◆ **GIVEN REQUEST**:
Restate the material word for word and leave out anything that is a picture.

◆ **RECORD EXTRACTS**:
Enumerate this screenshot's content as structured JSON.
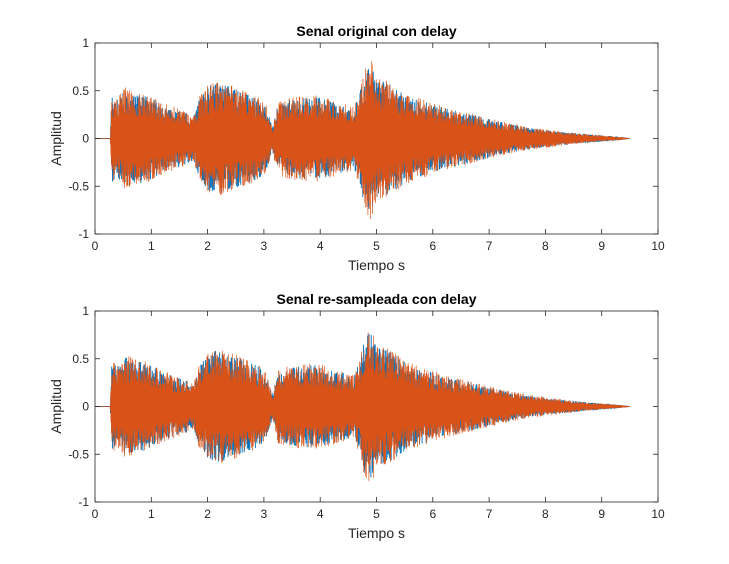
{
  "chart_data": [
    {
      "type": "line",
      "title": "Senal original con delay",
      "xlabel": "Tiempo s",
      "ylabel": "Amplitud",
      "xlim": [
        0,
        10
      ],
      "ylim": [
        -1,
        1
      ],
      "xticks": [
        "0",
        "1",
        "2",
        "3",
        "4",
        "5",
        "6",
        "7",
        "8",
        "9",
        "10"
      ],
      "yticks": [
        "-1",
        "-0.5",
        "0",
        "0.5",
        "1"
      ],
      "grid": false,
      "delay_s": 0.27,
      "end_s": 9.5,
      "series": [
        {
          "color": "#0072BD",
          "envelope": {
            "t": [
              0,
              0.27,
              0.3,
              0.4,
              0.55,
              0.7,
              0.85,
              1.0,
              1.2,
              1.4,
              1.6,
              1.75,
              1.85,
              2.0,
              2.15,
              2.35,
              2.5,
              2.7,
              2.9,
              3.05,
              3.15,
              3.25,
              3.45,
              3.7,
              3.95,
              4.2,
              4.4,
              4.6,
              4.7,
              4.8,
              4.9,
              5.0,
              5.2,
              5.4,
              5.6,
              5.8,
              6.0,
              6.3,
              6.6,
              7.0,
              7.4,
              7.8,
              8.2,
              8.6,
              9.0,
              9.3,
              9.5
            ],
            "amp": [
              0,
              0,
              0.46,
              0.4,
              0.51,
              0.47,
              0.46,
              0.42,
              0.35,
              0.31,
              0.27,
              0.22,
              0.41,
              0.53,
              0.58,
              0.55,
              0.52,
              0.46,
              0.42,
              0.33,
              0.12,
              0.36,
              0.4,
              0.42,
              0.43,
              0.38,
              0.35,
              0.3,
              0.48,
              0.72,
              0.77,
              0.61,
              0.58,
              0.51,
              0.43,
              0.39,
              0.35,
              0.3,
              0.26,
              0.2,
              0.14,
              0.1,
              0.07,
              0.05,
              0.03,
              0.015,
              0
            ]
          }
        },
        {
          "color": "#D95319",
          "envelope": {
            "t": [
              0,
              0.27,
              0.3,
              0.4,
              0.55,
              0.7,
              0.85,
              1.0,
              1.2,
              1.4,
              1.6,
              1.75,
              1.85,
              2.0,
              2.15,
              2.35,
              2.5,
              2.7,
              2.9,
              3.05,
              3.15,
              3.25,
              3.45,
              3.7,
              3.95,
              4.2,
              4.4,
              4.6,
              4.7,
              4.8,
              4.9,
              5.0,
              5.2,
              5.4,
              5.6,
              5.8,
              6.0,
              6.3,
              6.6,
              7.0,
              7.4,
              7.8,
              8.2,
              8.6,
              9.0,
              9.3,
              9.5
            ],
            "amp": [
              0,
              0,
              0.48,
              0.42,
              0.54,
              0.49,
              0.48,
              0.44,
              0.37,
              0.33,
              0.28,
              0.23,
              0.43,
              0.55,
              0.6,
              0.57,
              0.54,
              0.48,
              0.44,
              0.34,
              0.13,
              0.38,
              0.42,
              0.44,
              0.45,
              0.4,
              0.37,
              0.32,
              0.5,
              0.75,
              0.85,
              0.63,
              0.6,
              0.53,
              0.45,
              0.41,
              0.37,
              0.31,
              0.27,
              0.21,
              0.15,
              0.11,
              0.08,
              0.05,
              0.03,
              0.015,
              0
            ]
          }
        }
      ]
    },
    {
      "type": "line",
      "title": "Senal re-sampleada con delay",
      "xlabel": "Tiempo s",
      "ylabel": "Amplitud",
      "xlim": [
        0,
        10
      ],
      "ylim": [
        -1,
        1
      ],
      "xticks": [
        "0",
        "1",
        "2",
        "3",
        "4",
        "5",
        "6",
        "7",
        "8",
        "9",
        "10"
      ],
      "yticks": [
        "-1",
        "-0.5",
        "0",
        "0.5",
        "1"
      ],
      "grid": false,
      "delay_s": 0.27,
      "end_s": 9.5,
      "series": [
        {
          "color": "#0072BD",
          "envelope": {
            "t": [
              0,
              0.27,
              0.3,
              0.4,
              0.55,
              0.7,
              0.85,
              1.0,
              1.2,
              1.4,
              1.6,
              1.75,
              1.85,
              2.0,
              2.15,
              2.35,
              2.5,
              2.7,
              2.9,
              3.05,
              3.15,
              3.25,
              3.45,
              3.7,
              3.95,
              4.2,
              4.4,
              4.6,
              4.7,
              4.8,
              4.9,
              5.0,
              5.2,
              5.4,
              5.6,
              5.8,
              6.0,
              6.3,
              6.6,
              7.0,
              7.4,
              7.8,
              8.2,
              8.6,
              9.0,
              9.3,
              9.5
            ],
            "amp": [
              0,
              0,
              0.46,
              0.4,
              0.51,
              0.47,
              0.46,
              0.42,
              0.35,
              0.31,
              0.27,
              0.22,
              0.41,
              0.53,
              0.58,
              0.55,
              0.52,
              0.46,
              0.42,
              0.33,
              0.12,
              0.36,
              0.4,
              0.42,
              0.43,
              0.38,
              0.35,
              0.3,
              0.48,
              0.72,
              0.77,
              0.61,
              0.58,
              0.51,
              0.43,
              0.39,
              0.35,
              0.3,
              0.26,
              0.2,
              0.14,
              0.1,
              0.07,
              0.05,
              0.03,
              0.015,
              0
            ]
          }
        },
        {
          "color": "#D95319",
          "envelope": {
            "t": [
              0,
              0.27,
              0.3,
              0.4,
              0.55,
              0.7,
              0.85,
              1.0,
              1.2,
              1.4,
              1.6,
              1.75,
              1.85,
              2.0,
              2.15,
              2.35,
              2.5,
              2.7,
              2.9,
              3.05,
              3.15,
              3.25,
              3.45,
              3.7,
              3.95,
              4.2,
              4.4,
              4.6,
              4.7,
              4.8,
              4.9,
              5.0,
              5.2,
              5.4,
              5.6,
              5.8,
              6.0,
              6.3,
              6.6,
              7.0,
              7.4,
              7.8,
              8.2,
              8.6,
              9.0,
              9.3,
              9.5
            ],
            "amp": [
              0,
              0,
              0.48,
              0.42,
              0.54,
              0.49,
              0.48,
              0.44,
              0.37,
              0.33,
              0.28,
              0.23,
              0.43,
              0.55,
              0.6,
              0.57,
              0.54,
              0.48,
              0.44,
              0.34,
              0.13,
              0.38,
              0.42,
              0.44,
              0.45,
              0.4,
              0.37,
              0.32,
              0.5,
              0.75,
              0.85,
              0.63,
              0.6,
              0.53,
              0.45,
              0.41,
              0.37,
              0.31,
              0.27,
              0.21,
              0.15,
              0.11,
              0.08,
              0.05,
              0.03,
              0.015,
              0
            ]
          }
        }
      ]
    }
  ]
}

◆ **SOLUTION**:
Enumerate this screenshot's content as structured JSON.
{
  "chart_data": [
    {
      "type": "line",
      "title": "Senal original con delay",
      "xlabel": "Tiempo s",
      "ylabel": "Amplitud",
      "xlim": [
        0,
        10
      ],
      "ylim": [
        -1,
        1
      ],
      "xticks": [
        "0",
        "1",
        "2",
        "3",
        "4",
        "5",
        "6",
        "7",
        "8",
        "9",
        "10"
      ],
      "yticks": [
        "-1",
        "-0.5",
        "0",
        "0.5",
        "1"
      ],
      "grid": false,
      "delay_s": 0.27,
      "end_s": 9.5,
      "series": [
        {
          "color": "#0072BD",
          "envelope": {
            "t": [
              0,
              0.27,
              0.3,
              0.4,
              0.55,
              0.7,
              0.85,
              1.0,
              1.2,
              1.4,
              1.6,
              1.75,
              1.85,
              2.0,
              2.15,
              2.35,
              2.5,
              2.7,
              2.9,
              3.05,
              3.15,
              3.25,
              3.45,
              3.7,
              3.95,
              4.2,
              4.4,
              4.6,
              4.7,
              4.8,
              4.9,
              5.0,
              5.2,
              5.4,
              5.6,
              5.8,
              6.0,
              6.3,
              6.6,
              7.0,
              7.4,
              7.8,
              8.2,
              8.6,
              9.0,
              9.3,
              9.5
            ],
            "amp": [
              0,
              0,
              0.46,
              0.4,
              0.51,
              0.47,
              0.46,
              0.42,
              0.35,
              0.31,
              0.27,
              0.22,
              0.41,
              0.53,
              0.58,
              0.55,
              0.52,
              0.46,
              0.42,
              0.33,
              0.12,
              0.36,
              0.4,
              0.42,
              0.43,
              0.38,
              0.35,
              0.3,
              0.48,
              0.72,
              0.77,
              0.61,
              0.58,
              0.51,
              0.43,
              0.39,
              0.35,
              0.3,
              0.26,
              0.2,
              0.14,
              0.1,
              0.07,
              0.05,
              0.03,
              0.015,
              0
            ]
          }
        },
        {
          "color": "#D95319",
          "envelope": {
            "t": [
              0,
              0.27,
              0.3,
              0.4,
              0.55,
              0.7,
              0.85,
              1.0,
              1.2,
              1.4,
              1.6,
              1.75,
              1.85,
              2.0,
              2.15,
              2.35,
              2.5,
              2.7,
              2.9,
              3.05,
              3.15,
              3.25,
              3.45,
              3.7,
              3.95,
              4.2,
              4.4,
              4.6,
              4.7,
              4.8,
              4.9,
              5.0,
              5.2,
              5.4,
              5.6,
              5.8,
              6.0,
              6.3,
              6.6,
              7.0,
              7.4,
              7.8,
              8.2,
              8.6,
              9.0,
              9.3,
              9.5
            ],
            "amp": [
              0,
              0,
              0.48,
              0.42,
              0.54,
              0.49,
              0.48,
              0.44,
              0.37,
              0.33,
              0.28,
              0.23,
              0.43,
              0.55,
              0.6,
              0.57,
              0.54,
              0.48,
              0.44,
              0.34,
              0.13,
              0.38,
              0.42,
              0.44,
              0.45,
              0.4,
              0.37,
              0.32,
              0.5,
              0.75,
              0.85,
              0.63,
              0.6,
              0.53,
              0.45,
              0.41,
              0.37,
              0.31,
              0.27,
              0.21,
              0.15,
              0.11,
              0.08,
              0.05,
              0.03,
              0.015,
              0
            ]
          }
        }
      ]
    },
    {
      "type": "line",
      "title": "Senal re-sampleada con delay",
      "xlabel": "Tiempo s",
      "ylabel": "Amplitud",
      "xlim": [
        0,
        10
      ],
      "ylim": [
        -1,
        1
      ],
      "xticks": [
        "0",
        "1",
        "2",
        "3",
        "4",
        "5",
        "6",
        "7",
        "8",
        "9",
        "10"
      ],
      "yticks": [
        "-1",
        "-0.5",
        "0",
        "0.5",
        "1"
      ],
      "grid": false,
      "delay_s": 0.27,
      "end_s": 9.5,
      "series": [
        {
          "color": "#0072BD",
          "envelope": {
            "t": [
              0,
              0.27,
              0.3,
              0.4,
              0.55,
              0.7,
              0.85,
              1.0,
              1.2,
              1.4,
              1.6,
              1.75,
              1.85,
              2.0,
              2.15,
              2.35,
              2.5,
              2.7,
              2.9,
              3.05,
              3.15,
              3.25,
              3.45,
              3.7,
              3.95,
              4.2,
              4.4,
              4.6,
              4.7,
              4.8,
              4.9,
              5.0,
              5.2,
              5.4,
              5.6,
              5.8,
              6.0,
              6.3,
              6.6,
              7.0,
              7.4,
              7.8,
              8.2,
              8.6,
              9.0,
              9.3,
              9.5
            ],
            "amp": [
              0,
              0,
              0.46,
              0.4,
              0.51,
              0.47,
              0.46,
              0.42,
              0.35,
              0.31,
              0.27,
              0.22,
              0.41,
              0.53,
              0.58,
              0.55,
              0.52,
              0.46,
              0.42,
              0.33,
              0.12,
              0.36,
              0.4,
              0.42,
              0.43,
              0.38,
              0.35,
              0.3,
              0.48,
              0.72,
              0.77,
              0.61,
              0.58,
              0.51,
              0.43,
              0.39,
              0.35,
              0.3,
              0.26,
              0.2,
              0.14,
              0.1,
              0.07,
              0.05,
              0.03,
              0.015,
              0
            ]
          }
        },
        {
          "color": "#D95319",
          "envelope": {
            "t": [
              0,
              0.27,
              0.3,
              0.4,
              0.55,
              0.7,
              0.85,
              1.0,
              1.2,
              1.4,
              1.6,
              1.75,
              1.85,
              2.0,
              2.15,
              2.35,
              2.5,
              2.7,
              2.9,
              3.05,
              3.15,
              3.25,
              3.45,
              3.7,
              3.95,
              4.2,
              4.4,
              4.6,
              4.7,
              4.8,
              4.9,
              5.0,
              5.2,
              5.4,
              5.6,
              5.8,
              6.0,
              6.3,
              6.6,
              7.0,
              7.4,
              7.8,
              8.2,
              8.6,
              9.0,
              9.3,
              9.5
            ],
            "amp": [
              0,
              0,
              0.48,
              0.42,
              0.54,
              0.49,
              0.48,
              0.44,
              0.37,
              0.33,
              0.28,
              0.23,
              0.43,
              0.55,
              0.6,
              0.57,
              0.54,
              0.48,
              0.44,
              0.34,
              0.13,
              0.38,
              0.42,
              0.44,
              0.45,
              0.4,
              0.37,
              0.32,
              0.5,
              0.75,
              0.85,
              0.63,
              0.6,
              0.53,
              0.45,
              0.41,
              0.37,
              0.31,
              0.27,
              0.21,
              0.15,
              0.11,
              0.08,
              0.05,
              0.03,
              0.015,
              0
            ]
          }
        }
      ]
    }
  ]
}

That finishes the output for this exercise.